Guido Mannari: le préfet de la séduction
S'il a tourné pour de grands noms du cinéma italien tels que Mauro Bolognini, Giuseppe Patroni Griffi, Pier Paolo Pasolini ou encore Jacques Deray et joué aux cotés de noms tout aussi prestigieux tels que Liz Taylor qu'il séduisit c'est avant tout pour son rôle du cruel et fourbe préfet de l'empereur Caligula dans le film éponyme de Tinto Brass qu'on se souvient aujourd'hui de son nom et de son visage. Longtemps réduit à ses débuts aux personnages de support et autres simples figuration ce solide acteur vit sa carrière prendre son envol au milieu des années 70, une carrière qui prit fin de manière tragique. Retraçons aujourd'hui le parcours du très masculin Guido Mannari.

## Données
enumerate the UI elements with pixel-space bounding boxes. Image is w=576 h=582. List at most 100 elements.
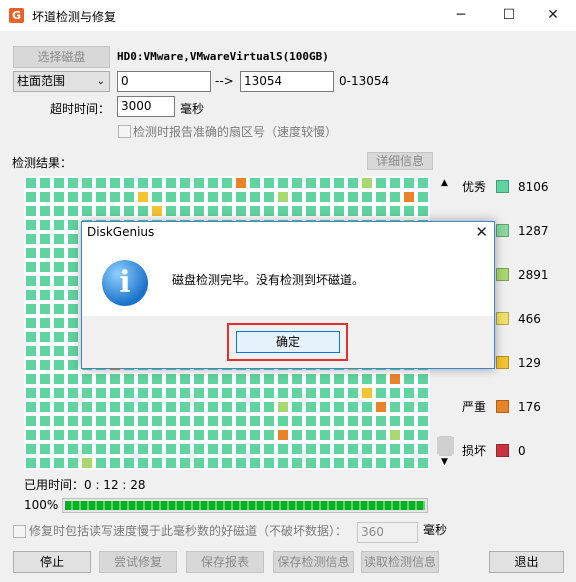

## Consigne
Selon le texte sur Guido Mannari, pour quelle raison se souvient-on surtout de son nom et de son visage aujourd'hui ? Répondez en une à trois phrases. Les lignes ne jouent aucun rôle ici.

## Réponse
On se souvient surtout de lui pour son rôle du préfet cruel et fourbe de l'empereur Caligula, dans le film de Tinto Brass qui porte le nom de cet empereur.